▶ [Dataset records]
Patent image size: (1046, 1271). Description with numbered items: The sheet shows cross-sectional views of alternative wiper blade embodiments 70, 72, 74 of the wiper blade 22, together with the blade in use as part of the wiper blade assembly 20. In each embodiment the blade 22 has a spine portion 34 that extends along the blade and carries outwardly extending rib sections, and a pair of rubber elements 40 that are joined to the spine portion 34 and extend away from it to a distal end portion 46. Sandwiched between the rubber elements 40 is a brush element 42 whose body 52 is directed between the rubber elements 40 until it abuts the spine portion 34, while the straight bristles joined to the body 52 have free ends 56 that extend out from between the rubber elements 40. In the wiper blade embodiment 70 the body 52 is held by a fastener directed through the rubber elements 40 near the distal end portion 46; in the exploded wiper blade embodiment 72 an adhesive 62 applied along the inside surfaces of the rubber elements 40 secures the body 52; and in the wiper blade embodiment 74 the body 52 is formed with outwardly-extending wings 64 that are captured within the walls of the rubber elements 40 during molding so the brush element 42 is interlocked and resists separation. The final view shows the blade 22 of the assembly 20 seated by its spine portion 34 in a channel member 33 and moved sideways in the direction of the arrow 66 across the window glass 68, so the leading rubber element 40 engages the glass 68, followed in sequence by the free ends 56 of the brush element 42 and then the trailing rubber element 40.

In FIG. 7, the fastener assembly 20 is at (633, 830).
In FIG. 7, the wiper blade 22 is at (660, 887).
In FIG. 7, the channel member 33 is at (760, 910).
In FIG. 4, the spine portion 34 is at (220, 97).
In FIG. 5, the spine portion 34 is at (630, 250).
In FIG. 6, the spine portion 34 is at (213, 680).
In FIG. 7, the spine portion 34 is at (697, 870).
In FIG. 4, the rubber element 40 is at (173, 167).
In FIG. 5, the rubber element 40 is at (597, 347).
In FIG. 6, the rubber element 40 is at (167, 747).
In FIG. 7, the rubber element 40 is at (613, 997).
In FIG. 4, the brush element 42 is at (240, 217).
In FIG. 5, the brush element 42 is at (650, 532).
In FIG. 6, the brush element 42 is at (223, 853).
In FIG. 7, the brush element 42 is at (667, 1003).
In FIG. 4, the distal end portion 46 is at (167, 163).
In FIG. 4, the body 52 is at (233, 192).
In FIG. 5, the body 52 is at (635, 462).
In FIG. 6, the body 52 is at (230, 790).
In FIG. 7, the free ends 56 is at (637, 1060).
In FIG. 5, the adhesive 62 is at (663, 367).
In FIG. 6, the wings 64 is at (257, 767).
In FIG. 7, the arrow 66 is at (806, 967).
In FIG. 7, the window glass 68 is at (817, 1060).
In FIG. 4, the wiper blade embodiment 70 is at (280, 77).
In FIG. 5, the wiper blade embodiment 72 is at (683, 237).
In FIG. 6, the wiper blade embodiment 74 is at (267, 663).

▶ [Work required] Reproduce every line of the listing above verbatim, without altering any wording, numbering, or punctuation.

▶ [Output for this exercise]
Patent image size: (1046, 1271). Description with numbered items: The sheet shows cross-sectional views of alternative wiper blade embodiments 70, 72, 74 of the wiper blade 22, together with the blade in use as part of the wiper blade assembly 20. In each embodiment the blade 22 has a spine portion 34 that extends along the blade and carries outwardly extending rib sections, and a pair of rubber elements 40 that are joined to the spine portion 34 and extend away from it to a distal end portion 46. Sandwiched between the rubber elements 40 is a brush element 42 whose body 52 is directed between the rubber elements 40 until it abuts the spine portion 34, while the straight bristles joined to the body 52 have free ends 56 that extend out from between the rubber elements 40. In the wiper blade embodiment 70 the body 52 is held by a fastener directed through the rubber elements 40 near the distal end portion 46; in the exploded wiper blade embodiment 72 an adhesive 62 applied along the inside surfaces of the rubber elements 40 secures the body 52; and in the wiper blade embodiment 74 the body 52 is formed with outwardly-extending wings 64 that are captured within the walls of the rubber elements 40 during molding so the brush element 42 is interlocked and resists separation. The final view shows the blade 22 of the assembly 20 seated by its spine portion 34 in a channel member 33 and moved sideways in the direction of the arrow 66 across the window glass 68, so the leading rubber element 40 engages the glass 68, followed in sequence by the free ends 56 of the brush element 42 and then the trailing rubber element 40.

In FIG. 7, the fastener assembly 20 is at (633, 830).
In FIG. 7, the wiper blade 22 is at (660, 887).
In FIG. 7, the channel member 33 is at (760, 910).
In FIG. 4, the spine portion 34 is at (220, 97).
In FIG. 5, the spine portion 34 is at (630, 250).
In FIG. 6, the spine portion 34 is at (213, 680).
In FIG. 7, the spine portion 34 is at (697, 870).
In FIG. 4, the rubber element 40 is at (173, 167).
In FIG. 5, the rubber element 40 is at (597, 347).
In FIG. 6, the rubber element 40 is at (167, 747).
In FIG. 7, the rubber element 40 is at (613, 997).
In FIG. 4, the brush element 42 is at (240, 217).
In FIG. 5, the brush element 42 is at (650, 532).
In FIG. 6, the brush element 42 is at (223, 853).
In FIG. 7, the brush element 42 is at (667, 1003).
In FIG. 4, the distal end portion 46 is at (167, 163).
In FIG. 4, the body 52 is at (233, 192).
In FIG. 5, the body 52 is at (635, 462).
In FIG. 6, the body 52 is at (230, 790).
In FIG. 7, the free ends 56 is at (637, 1060).
In FIG. 5, the adhesive 62 is at (663, 367).
In FIG. 6, the wings 64 is at (257, 767).
In FIG. 7, the arrow 66 is at (806, 967).
In FIG. 7, the window glass 68 is at (817, 1060).
In FIG. 4, the wiper blade embodiment 70 is at (280, 77).
In FIG. 5, the wiper blade embodiment 72 is at (683, 237).
In FIG. 6, the wiper blade embodiment 74 is at (267, 663).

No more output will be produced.